→ **TASK INSTRUCTIONS**
Every record below is to be retyped exactly.

***** MATERIAL SHOWN *****

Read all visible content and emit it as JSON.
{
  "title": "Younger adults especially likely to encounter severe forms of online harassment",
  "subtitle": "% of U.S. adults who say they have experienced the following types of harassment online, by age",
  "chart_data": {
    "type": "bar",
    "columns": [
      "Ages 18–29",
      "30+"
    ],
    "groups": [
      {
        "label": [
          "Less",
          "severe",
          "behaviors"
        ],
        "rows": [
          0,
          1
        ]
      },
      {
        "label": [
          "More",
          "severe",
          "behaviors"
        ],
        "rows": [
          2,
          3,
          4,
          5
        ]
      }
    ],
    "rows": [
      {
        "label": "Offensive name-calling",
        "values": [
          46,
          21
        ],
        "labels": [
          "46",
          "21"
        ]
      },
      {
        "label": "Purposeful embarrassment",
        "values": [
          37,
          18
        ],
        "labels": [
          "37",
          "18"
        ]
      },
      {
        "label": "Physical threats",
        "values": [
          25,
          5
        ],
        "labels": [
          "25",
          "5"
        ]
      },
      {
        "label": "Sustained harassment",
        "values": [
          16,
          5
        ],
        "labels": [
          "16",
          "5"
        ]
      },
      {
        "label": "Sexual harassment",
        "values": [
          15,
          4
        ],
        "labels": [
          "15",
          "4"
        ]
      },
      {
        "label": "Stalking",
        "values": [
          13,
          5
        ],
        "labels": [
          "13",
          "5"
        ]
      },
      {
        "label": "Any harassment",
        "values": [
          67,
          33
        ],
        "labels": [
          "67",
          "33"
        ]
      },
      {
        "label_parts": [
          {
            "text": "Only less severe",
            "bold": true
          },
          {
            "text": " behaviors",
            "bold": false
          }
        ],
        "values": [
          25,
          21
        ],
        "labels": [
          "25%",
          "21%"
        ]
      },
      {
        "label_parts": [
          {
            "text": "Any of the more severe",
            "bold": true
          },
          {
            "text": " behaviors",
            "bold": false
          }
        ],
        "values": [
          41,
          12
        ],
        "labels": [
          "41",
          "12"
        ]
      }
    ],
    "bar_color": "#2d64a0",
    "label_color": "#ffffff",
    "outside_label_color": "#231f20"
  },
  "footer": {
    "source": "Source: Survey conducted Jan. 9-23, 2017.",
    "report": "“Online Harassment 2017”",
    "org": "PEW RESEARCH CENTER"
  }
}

*****

→ **RESPONSE TO THIS TASK**
Read all visible content and emit it as JSON.
{
  "title": "Younger adults especially likely to encounter severe forms of online harassment",
  "subtitle": "% of U.S. adults who say they have experienced the following types of harassment online, by age",
  "chart_data": {
    "type": "bar",
    "columns": [
      "Ages 18–29",
      "30+"
    ],
    "groups": [
      {
        "label": [
          "Less",
          "severe",
          "behaviors"
        ],
        "rows": [
          0,
          1
        ]
      },
      {
        "label": [
          "More",
          "severe",
          "behaviors"
        ],
        "rows": [
          2,
          3,
          4,
          5
        ]
      }
    ],
    "rows": [
      {
        "label": "Offensive name-calling",
        "values": [
          46,
          21
        ],
        "labels": [
          "46",
          "21"
        ]
      },
      {
        "label": "Purposeful embarrassment",
        "values": [
          37,
          18
        ],
        "labels": [
          "37",
          "18"
        ]
      },
      {
        "label": "Physical threats",
        "values": [
          25,
          5
        ],
        "labels": [
          "25",
          "5"
        ]
      },
      {
        "label": "Sustained harassment",
        "values": [
          16,
          5
        ],
        "labels": [
          "16",
          "5"
        ]
      },
      {
        "label": "Sexual harassment",
        "values": [
          15,
          4
        ],
        "labels": [
          "15",
          "4"
        ]
      },
      {
        "label": "Stalking",
        "values": [
          13,
          5
        ],
        "labels": [
          "13",
          "5"
        ]
      },
      {
        "label": "Any harassment",
        "values": [
          67,
          33
        ],
        "labels": [
          "67",
          "33"
        ]
      },
      {
        "label_parts": [
          {
            "text": "Only less severe",
            "bold": true
          },
          {
            "text": " behaviors",
            "bold": false
          }
        ],
        "values": [
          25,
          21
        ],
        "labels": [
          "25%",
          "21%"
        ]
      },
      {
        "label_parts": [
          {
            "text": "Any of the more severe",
            "bold": true
          },
          {
            "text": " behaviors",
            "bold": false
          }
        ],
        "values": [
          41,
          12
        ],
        "labels": [
          "41",
          "12"
        ]
      }
    ],
    "bar_color": "#2d64a0",
    "label_color": "#ffffff",
    "outside_label_color": "#231f20"
  },
  "footer": {
    "source": "Source: Survey conducted Jan. 9-23, 2017.",
    "report": "“Online Harassment 2017”",
    "org": "PEW RESEARCH CENTER"
  }
}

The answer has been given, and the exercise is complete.